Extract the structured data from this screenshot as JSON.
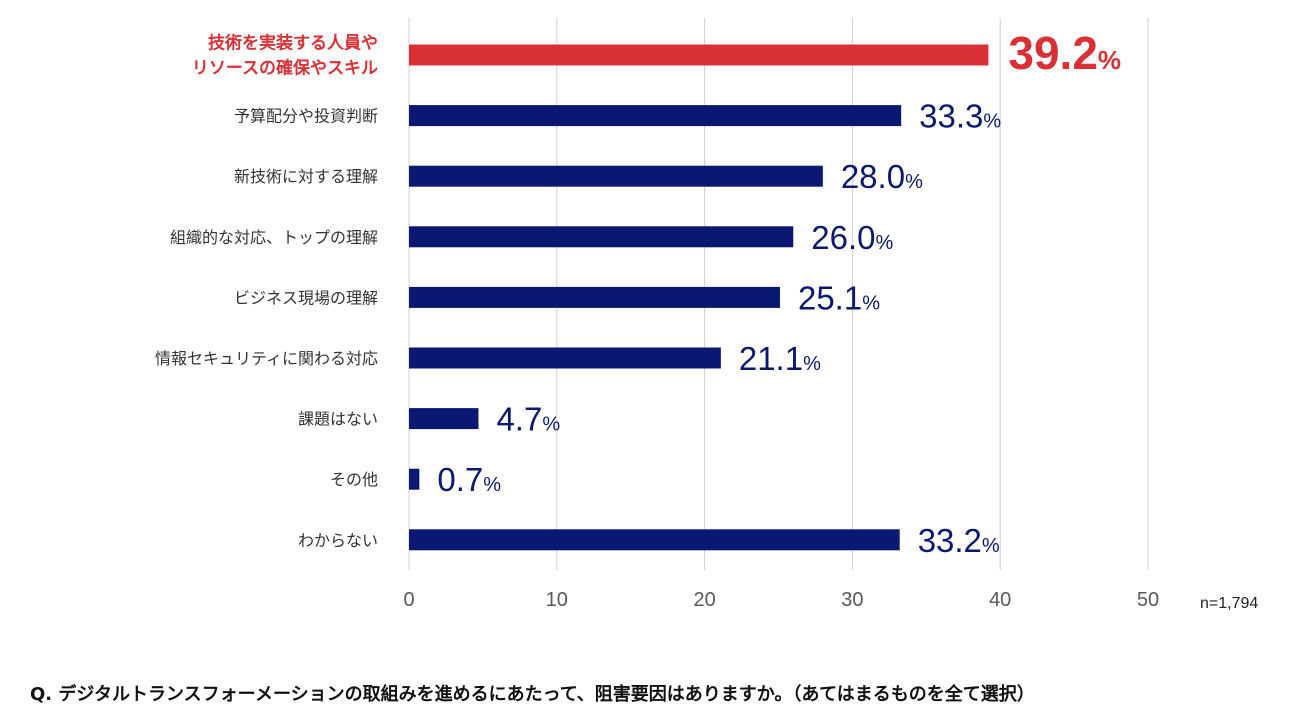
{
  "chart_data": {
    "type": "bar",
    "orientation": "horizontal",
    "categories": [
      [
        "技術を実装する人員や",
        "リソースの確保やスキル"
      ],
      [
        "予算配分や投資判断"
      ],
      [
        "新技術に対する理解"
      ],
      [
        "組織的な対応、トップの理解"
      ],
      [
        "ビジネス現場の理解"
      ],
      [
        "情報セキュリティに関わる対応"
      ],
      [
        "課題はない"
      ],
      [
        "その他"
      ],
      [
        "わからない"
      ]
    ],
    "values": [
      39.2,
      33.3,
      28.0,
      26.0,
      25.1,
      21.1,
      4.7,
      0.7,
      33.2
    ],
    "value_labels": [
      "39.2",
      "33.3",
      "28.0",
      "26.0",
      "25.1",
      "21.1",
      "4.7",
      "0.7",
      "33.2"
    ],
    "value_unit": "%",
    "highlight_index": 0,
    "xlim": [
      0,
      50
    ],
    "xticks": [
      0,
      10,
      20,
      30,
      40,
      50
    ],
    "grid": "vertical",
    "colors": {
      "bar": "#0a1872",
      "highlight": "#d93035",
      "grid": "#d0d0d0"
    }
  },
  "sample_size": "n=1,794",
  "question": "Q. デジタルトランスフォーメーションの取組みを進めるにあたって、阻害要因はありますか。（あてはまるものを全て選択）"
}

========================================

▶ **Directions**
Exactly reproduce the entries above, minus the pictures.

▶ **The response**
Extract the structured data from this screenshot as JSON.
{
  "chart_data": {
    "type": "bar",
    "orientation": "horizontal",
    "categories": [
      [
        "技術を実装する人員や",
        "リソースの確保やスキル"
      ],
      [
        "予算配分や投資判断"
      ],
      [
        "新技術に対する理解"
      ],
      [
        "組織的な対応、トップの理解"
      ],
      [
        "ビジネス現場の理解"
      ],
      [
        "情報セキュリティに関わる対応"
      ],
      [
        "課題はない"
      ],
      [
        "その他"
      ],
      [
        "わからない"
      ]
    ],
    "values": [
      39.2,
      33.3,
      28.0,
      26.0,
      25.1,
      21.1,
      4.7,
      0.7,
      33.2
    ],
    "value_labels": [
      "39.2",
      "33.3",
      "28.0",
      "26.0",
      "25.1",
      "21.1",
      "4.7",
      "0.7",
      "33.2"
    ],
    "value_unit": "%",
    "highlight_index": 0,
    "xlim": [
      0,
      50
    ],
    "xticks": [
      0,
      10,
      20,
      30,
      40,
      50
    ],
    "grid": "vertical",
    "colors": {
      "bar": "#0a1872",
      "highlight": "#d93035",
      "grid": "#d0d0d0"
    }
  },
  "sample_size": "n=1,794",
  "question": "Q. デジタルトランスフォーメーションの取組みを進めるにあたって、阻害要因はありますか。（あてはまるものを全て選択）"
}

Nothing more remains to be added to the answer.